» **EXERCISE DETAILS**
Exactly reproduce each entry, leaving out nothing.

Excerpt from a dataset

------------------------

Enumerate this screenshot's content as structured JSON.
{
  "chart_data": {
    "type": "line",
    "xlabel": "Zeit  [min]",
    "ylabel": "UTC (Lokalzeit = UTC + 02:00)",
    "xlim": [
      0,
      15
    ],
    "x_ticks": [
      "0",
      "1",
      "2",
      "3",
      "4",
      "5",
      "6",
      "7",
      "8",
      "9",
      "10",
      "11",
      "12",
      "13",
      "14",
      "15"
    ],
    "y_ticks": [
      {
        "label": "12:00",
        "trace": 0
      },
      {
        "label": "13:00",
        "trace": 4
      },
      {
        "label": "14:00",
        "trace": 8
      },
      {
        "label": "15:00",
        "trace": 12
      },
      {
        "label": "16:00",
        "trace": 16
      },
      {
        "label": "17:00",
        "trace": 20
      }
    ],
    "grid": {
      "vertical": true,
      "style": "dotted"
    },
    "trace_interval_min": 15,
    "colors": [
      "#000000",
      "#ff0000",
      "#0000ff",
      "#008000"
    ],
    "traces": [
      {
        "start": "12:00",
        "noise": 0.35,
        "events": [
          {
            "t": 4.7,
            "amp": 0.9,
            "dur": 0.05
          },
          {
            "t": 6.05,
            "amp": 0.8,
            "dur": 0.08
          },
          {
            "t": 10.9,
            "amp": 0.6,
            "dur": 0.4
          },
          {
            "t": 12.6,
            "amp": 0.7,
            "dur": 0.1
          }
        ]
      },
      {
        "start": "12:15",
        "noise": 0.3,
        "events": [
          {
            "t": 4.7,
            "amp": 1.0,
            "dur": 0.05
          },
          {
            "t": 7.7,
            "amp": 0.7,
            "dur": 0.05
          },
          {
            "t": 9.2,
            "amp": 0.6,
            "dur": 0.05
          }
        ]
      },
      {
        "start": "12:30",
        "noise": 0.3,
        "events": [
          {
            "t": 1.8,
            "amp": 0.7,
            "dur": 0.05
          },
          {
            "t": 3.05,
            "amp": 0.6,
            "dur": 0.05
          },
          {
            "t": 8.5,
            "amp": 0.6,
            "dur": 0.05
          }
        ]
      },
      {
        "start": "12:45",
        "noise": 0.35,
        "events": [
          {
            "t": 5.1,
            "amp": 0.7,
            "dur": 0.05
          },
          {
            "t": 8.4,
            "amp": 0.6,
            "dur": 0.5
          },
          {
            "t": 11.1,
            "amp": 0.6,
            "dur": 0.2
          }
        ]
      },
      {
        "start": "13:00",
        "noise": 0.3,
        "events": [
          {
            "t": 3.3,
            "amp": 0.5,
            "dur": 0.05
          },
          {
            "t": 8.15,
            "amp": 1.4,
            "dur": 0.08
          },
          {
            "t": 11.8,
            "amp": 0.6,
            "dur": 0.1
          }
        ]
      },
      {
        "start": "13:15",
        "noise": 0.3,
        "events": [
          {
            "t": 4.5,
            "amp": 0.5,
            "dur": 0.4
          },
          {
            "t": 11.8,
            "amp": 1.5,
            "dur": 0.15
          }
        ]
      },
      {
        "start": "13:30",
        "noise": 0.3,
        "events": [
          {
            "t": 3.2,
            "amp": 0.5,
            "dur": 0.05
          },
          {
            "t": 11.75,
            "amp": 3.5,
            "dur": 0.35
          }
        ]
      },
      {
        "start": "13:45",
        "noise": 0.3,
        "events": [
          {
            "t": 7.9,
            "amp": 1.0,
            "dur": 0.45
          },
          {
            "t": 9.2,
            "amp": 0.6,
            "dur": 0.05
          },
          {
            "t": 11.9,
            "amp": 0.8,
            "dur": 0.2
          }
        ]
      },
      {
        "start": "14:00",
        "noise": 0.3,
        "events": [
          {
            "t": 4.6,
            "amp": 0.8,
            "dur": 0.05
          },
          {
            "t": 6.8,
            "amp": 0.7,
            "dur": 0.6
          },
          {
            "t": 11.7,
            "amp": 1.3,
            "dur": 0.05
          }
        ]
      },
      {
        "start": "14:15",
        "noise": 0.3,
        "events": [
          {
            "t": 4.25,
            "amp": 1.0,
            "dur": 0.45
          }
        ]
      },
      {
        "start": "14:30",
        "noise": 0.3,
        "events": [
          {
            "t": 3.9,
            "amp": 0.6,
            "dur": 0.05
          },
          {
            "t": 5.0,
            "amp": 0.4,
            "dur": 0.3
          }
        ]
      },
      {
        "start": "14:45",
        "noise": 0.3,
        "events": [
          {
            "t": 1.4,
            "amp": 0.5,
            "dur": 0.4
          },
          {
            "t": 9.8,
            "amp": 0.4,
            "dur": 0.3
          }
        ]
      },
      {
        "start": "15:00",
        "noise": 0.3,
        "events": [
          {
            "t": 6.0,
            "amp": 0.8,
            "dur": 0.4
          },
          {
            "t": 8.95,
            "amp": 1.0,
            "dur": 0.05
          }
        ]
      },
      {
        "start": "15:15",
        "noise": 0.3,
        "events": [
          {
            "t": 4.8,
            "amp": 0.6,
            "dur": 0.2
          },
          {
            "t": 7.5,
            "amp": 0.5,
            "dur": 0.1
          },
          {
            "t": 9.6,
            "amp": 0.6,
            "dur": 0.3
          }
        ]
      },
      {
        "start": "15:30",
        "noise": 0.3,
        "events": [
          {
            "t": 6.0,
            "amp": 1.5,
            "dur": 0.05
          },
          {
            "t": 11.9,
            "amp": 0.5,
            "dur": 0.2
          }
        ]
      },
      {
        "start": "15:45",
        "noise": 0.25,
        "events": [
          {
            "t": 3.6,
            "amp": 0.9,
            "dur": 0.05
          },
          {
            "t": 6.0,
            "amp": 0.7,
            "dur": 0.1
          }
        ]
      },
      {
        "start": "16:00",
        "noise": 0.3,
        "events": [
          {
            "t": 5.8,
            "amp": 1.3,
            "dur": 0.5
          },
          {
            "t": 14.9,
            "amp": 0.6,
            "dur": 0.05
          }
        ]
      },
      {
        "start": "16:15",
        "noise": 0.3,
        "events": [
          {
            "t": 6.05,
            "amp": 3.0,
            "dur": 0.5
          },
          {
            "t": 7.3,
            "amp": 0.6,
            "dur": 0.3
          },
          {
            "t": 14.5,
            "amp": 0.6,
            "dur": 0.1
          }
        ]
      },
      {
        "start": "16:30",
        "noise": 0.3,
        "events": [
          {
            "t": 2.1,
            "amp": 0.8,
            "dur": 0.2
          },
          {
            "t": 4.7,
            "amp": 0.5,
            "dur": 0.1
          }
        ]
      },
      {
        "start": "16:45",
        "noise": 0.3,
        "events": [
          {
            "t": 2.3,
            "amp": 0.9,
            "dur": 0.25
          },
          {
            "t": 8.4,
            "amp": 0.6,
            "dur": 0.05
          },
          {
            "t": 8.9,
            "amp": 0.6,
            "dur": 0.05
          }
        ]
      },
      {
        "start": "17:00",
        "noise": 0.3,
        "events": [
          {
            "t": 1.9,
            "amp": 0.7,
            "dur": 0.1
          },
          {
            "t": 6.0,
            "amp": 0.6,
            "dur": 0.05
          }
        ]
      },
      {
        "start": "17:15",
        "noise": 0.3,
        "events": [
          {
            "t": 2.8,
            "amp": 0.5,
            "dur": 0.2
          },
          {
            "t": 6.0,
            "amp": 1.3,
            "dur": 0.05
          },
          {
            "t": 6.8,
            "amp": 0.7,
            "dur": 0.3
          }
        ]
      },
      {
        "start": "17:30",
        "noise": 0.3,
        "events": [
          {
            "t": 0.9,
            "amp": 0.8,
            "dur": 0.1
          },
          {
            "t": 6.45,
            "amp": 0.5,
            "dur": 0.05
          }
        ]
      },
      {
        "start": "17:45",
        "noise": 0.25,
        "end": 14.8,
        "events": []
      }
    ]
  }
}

------------------------

» **SOLUTION**
Enumerate this screenshot's content as structured JSON.
{
  "chart_data": {
    "type": "line",
    "xlabel": "Zeit  [min]",
    "ylabel": "UTC (Lokalzeit = UTC + 02:00)",
    "xlim": [
      0,
      15
    ],
    "x_ticks": [
      "0",
      "1",
      "2",
      "3",
      "4",
      "5",
      "6",
      "7",
      "8",
      "9",
      "10",
      "11",
      "12",
      "13",
      "14",
      "15"
    ],
    "y_ticks": [
      {
        "label": "12:00",
        "trace": 0
      },
      {
        "label": "13:00",
        "trace": 4
      },
      {
        "label": "14:00",
        "trace": 8
      },
      {
        "label": "15:00",
        "trace": 12
      },
      {
        "label": "16:00",
        "trace": 16
      },
      {
        "label": "17:00",
        "trace": 20
      }
    ],
    "grid": {
      "vertical": true,
      "style": "dotted"
    },
    "trace_interval_min": 15,
    "colors": [
      "#000000",
      "#ff0000",
      "#0000ff",
      "#008000"
    ],
    "traces": [
      {
        "start": "12:00",
        "noise": 0.35,
        "events": [
          {
            "t": 4.7,
            "amp": 0.9,
            "dur": 0.05
          },
          {
            "t": 6.05,
            "amp": 0.8,
            "dur": 0.08
          },
          {
            "t": 10.9,
            "amp": 0.6,
            "dur": 0.4
          },
          {
            "t": 12.6,
            "amp": 0.7,
            "dur": 0.1
          }
        ]
      },
      {
        "start": "12:15",
        "noise": 0.3,
        "events": [
          {
            "t": 4.7,
            "amp": 1.0,
            "dur": 0.05
          },
          {
            "t": 7.7,
            "amp": 0.7,
            "dur": 0.05
          },
          {
            "t": 9.2,
            "amp": 0.6,
            "dur": 0.05
          }
        ]
      },
      {
        "start": "12:30",
        "noise": 0.3,
        "events": [
          {
            "t": 1.8,
            "amp": 0.7,
            "dur": 0.05
          },
          {
            "t": 3.05,
            "amp": 0.6,
            "dur": 0.05
          },
          {
            "t": 8.5,
            "amp": 0.6,
            "dur": 0.05
          }
        ]
      },
      {
        "start": "12:45",
        "noise": 0.35,
        "events": [
          {
            "t": 5.1,
            "amp": 0.7,
            "dur": 0.05
          },
          {
            "t": 8.4,
            "amp": 0.6,
            "dur": 0.5
          },
          {
            "t": 11.1,
            "amp": 0.6,
            "dur": 0.2
          }
        ]
      },
      {
        "start": "13:00",
        "noise": 0.3,
        "events": [
          {
            "t": 3.3,
            "amp": 0.5,
            "dur": 0.05
          },
          {
            "t": 8.15,
            "amp": 1.4,
            "dur": 0.08
          },
          {
            "t": 11.8,
            "amp": 0.6,
            "dur": 0.1
          }
        ]
      },
      {
        "start": "13:15",
        "noise": 0.3,
        "events": [
          {
            "t": 4.5,
            "amp": 0.5,
            "dur": 0.4
          },
          {
            "t": 11.8,
            "amp": 1.5,
            "dur": 0.15
          }
        ]
      },
      {
        "start": "13:30",
        "noise": 0.3,
        "events": [
          {
            "t": 3.2,
            "amp": 0.5,
            "dur": 0.05
          },
          {
            "t": 11.75,
            "amp": 3.5,
            "dur": 0.35
          }
        ]
      },
      {
        "start": "13:45",
        "noise": 0.3,
        "events": [
          {
            "t": 7.9,
            "amp": 1.0,
            "dur": 0.45
          },
          {
            "t": 9.2,
            "amp": 0.6,
            "dur": 0.05
          },
          {
            "t": 11.9,
            "amp": 0.8,
            "dur": 0.2
          }
        ]
      },
      {
        "start": "14:00",
        "noise": 0.3,
        "events": [
          {
            "t": 4.6,
            "amp": 0.8,
            "dur": 0.05
          },
          {
            "t": 6.8,
            "amp": 0.7,
            "dur": 0.6
          },
          {
            "t": 11.7,
            "amp": 1.3,
            "dur": 0.05
          }
        ]
      },
      {
        "start": "14:15",
        "noise": 0.3,
        "events": [
          {
            "t": 4.25,
            "amp": 1.0,
            "dur": 0.45
          }
        ]
      },
      {
        "start": "14:30",
        "noise": 0.3,
        "events": [
          {
            "t": 3.9,
            "amp": 0.6,
            "dur": 0.05
          },
          {
            "t": 5.0,
            "amp": 0.4,
            "dur": 0.3
          }
        ]
      },
      {
        "start": "14:45",
        "noise": 0.3,
        "events": [
          {
            "t": 1.4,
            "amp": 0.5,
            "dur": 0.4
          },
          {
            "t": 9.8,
            "amp": 0.4,
            "dur": 0.3
          }
        ]
      },
      {
        "start": "15:00",
        "noise": 0.3,
        "events": [
          {
            "t": 6.0,
            "amp": 0.8,
            "dur": 0.4
          },
          {
            "t": 8.95,
            "amp": 1.0,
            "dur": 0.05
          }
        ]
      },
      {
        "start": "15:15",
        "noise": 0.3,
        "events": [
          {
            "t": 4.8,
            "amp": 0.6,
            "dur": 0.2
          },
          {
            "t": 7.5,
            "amp": 0.5,
            "dur": 0.1
          },
          {
            "t": 9.6,
            "amp": 0.6,
            "dur": 0.3
          }
        ]
      },
      {
        "start": "15:30",
        "noise": 0.3,
        "events": [
          {
            "t": 6.0,
            "amp": 1.5,
            "dur": 0.05
          },
          {
            "t": 11.9,
            "amp": 0.5,
            "dur": 0.2
          }
        ]
      },
      {
        "start": "15:45",
        "noise": 0.25,
        "events": [
          {
            "t": 3.6,
            "amp": 0.9,
            "dur": 0.05
          },
          {
            "t": 6.0,
            "amp": 0.7,
            "dur": 0.1
          }
        ]
      },
      {
        "start": "16:00",
        "noise": 0.3,
        "events": [
          {
            "t": 5.8,
            "amp": 1.3,
            "dur": 0.5
          },
          {
            "t": 14.9,
            "amp": 0.6,
            "dur": 0.05
          }
        ]
      },
      {
        "start": "16:15",
        "noise": 0.3,
        "events": [
          {
            "t": 6.05,
            "amp": 3.0,
            "dur": 0.5
          },
          {
            "t": 7.3,
            "amp": 0.6,
            "dur": 0.3
          },
          {
            "t": 14.5,
            "amp": 0.6,
            "dur": 0.1
          }
        ]
      },
      {
        "start": "16:30",
        "noise": 0.3,
        "events": [
          {
            "t": 2.1,
            "amp": 0.8,
            "dur": 0.2
          },
          {
            "t": 4.7,
            "amp": 0.5,
            "dur": 0.1
          }
        ]
      },
      {
        "start": "16:45",
        "noise": 0.3,
        "events": [
          {
            "t": 2.3,
            "amp": 0.9,
            "dur": 0.25
          },
          {
            "t": 8.4,
            "amp": 0.6,
            "dur": 0.05
          },
          {
            "t": 8.9,
            "amp": 0.6,
            "dur": 0.05
          }
        ]
      },
      {
        "start": "17:00",
        "noise": 0.3,
        "events": [
          {
            "t": 1.9,
            "amp": 0.7,
            "dur": 0.1
          },
          {
            "t": 6.0,
            "amp": 0.6,
            "dur": 0.05
          }
        ]
      },
      {
        "start": "17:15",
        "noise": 0.3,
        "events": [
          {
            "t": 2.8,
            "amp": 0.5,
            "dur": 0.2
          },
          {
            "t": 6.0,
            "amp": 1.3,
            "dur": 0.05
          },
          {
            "t": 6.8,
            "amp": 0.7,
            "dur": 0.3
          }
        ]
      },
      {
        "start": "17:30",
        "noise": 0.3,
        "events": [
          {
            "t": 0.9,
            "amp": 0.8,
            "dur": 0.1
          },
          {
            "t": 6.45,
            "amp": 0.5,
            "dur": 0.05
          }
        ]
      },
      {
        "start": "17:45",
        "noise": 0.25,
        "end": 14.8,
        "events": []
      }
    ]
  }
}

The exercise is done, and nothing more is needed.